→ RECORDED DATA
===============
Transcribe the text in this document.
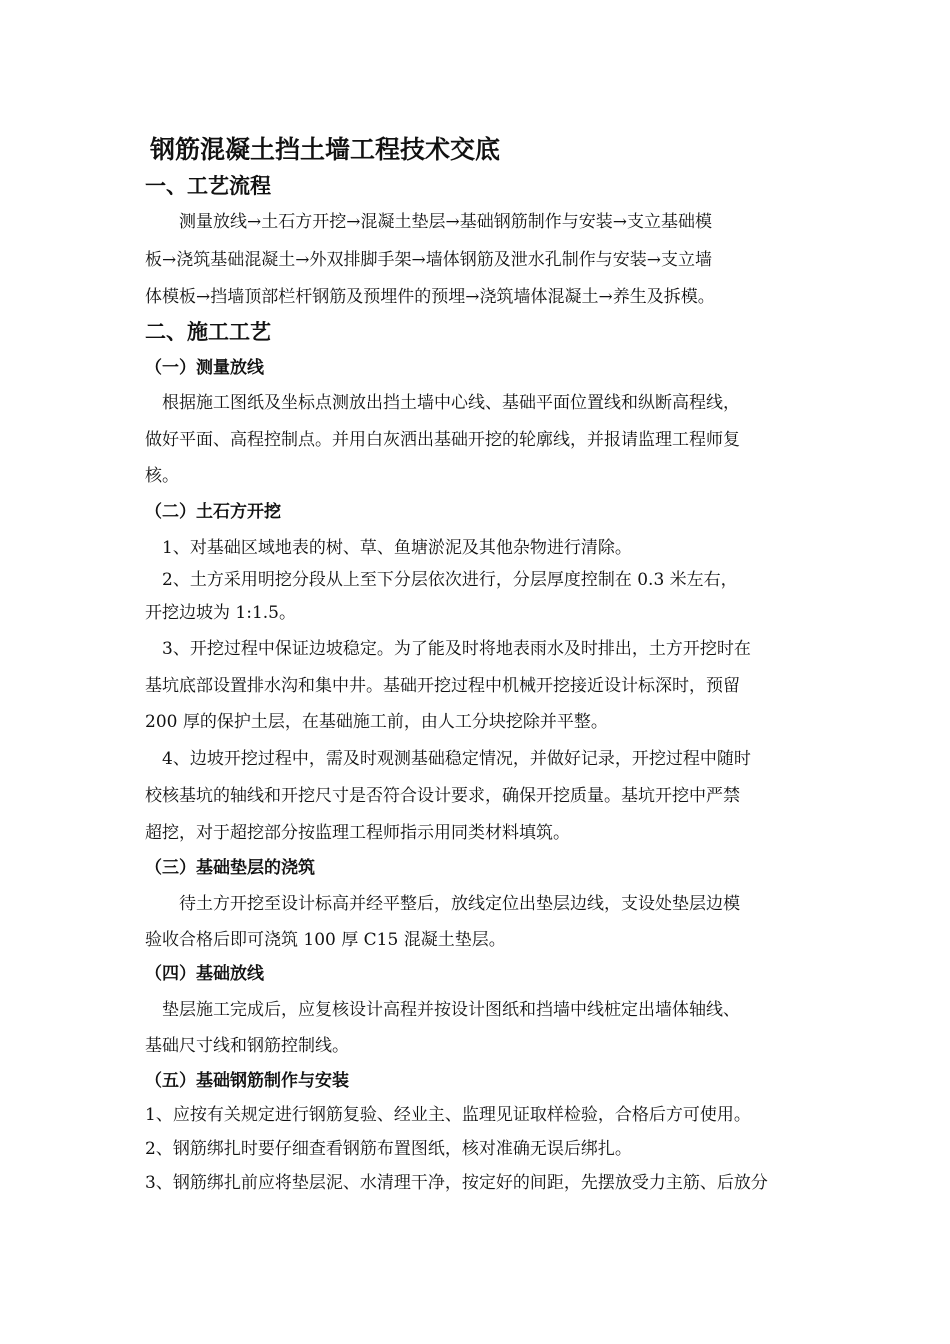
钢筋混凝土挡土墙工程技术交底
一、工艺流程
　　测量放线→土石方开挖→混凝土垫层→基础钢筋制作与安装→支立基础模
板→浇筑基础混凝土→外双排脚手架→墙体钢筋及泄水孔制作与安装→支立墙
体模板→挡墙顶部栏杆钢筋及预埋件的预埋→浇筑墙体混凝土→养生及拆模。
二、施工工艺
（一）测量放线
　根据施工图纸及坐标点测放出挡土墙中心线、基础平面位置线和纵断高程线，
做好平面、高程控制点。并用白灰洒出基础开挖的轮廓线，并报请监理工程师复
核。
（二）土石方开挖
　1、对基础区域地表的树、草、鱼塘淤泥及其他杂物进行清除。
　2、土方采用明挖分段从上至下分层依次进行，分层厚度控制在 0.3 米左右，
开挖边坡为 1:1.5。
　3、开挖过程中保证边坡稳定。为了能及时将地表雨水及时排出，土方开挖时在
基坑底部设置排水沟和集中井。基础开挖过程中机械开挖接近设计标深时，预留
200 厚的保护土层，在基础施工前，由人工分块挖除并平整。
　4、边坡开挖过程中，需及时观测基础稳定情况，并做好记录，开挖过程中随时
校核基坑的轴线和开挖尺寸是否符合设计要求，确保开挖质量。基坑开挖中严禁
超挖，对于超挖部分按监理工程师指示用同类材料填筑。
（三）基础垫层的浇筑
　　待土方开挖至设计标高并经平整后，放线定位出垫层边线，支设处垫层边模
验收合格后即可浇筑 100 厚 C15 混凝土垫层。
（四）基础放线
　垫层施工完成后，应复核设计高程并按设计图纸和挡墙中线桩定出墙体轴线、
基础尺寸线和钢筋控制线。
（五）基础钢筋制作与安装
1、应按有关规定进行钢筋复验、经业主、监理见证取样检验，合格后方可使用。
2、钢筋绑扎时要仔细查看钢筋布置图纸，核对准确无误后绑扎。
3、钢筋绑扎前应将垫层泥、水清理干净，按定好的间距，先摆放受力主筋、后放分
===============
Without the pictures, output the full listing exactly as it stands.

Transcribe the text in this document.
钢筋混凝土挡土墙工程技术交底
一、工艺流程
　　测量放线→土石方开挖→混凝土垫层→基础钢筋制作与安装→支立基础模
板→浇筑基础混凝土→外双排脚手架→墙体钢筋及泄水孔制作与安装→支立墙
体模板→挡墙顶部栏杆钢筋及预埋件的预埋→浇筑墙体混凝土→养生及拆模。
二、施工工艺
（一）测量放线
　根据施工图纸及坐标点测放出挡土墙中心线、基础平面位置线和纵断高程线，
做好平面、高程控制点。并用白灰洒出基础开挖的轮廓线，并报请监理工程师复
核。
（二）土石方开挖
　1、对基础区域地表的树、草、鱼塘淤泥及其他杂物进行清除。
　2、土方采用明挖分段从上至下分层依次进行，分层厚度控制在 0.3 米左右，
开挖边坡为 1:1.5。
　3、开挖过程中保证边坡稳定。为了能及时将地表雨水及时排出，土方开挖时在
基坑底部设置排水沟和集中井。基础开挖过程中机械开挖接近设计标深时，预留
200 厚的保护土层，在基础施工前，由人工分块挖除并平整。
　4、边坡开挖过程中，需及时观测基础稳定情况，并做好记录，开挖过程中随时
校核基坑的轴线和开挖尺寸是否符合设计要求，确保开挖质量。基坑开挖中严禁
超挖，对于超挖部分按监理工程师指示用同类材料填筑。
（三）基础垫层的浇筑
　　待土方开挖至设计标高并经平整后，放线定位出垫层边线，支设处垫层边模
验收合格后即可浇筑 100 厚 C15 混凝土垫层。
（四）基础放线
　垫层施工完成后，应复核设计高程并按设计图纸和挡墙中线桩定出墙体轴线、
基础尺寸线和钢筋控制线。
（五）基础钢筋制作与安装
1、应按有关规定进行钢筋复验、经业主、监理见证取样检验，合格后方可使用。
2、钢筋绑扎时要仔细查看钢筋布置图纸，核对准确无误后绑扎。
3、钢筋绑扎前应将垫层泥、水清理干净，按定好的间距，先摆放受力主筋、后放分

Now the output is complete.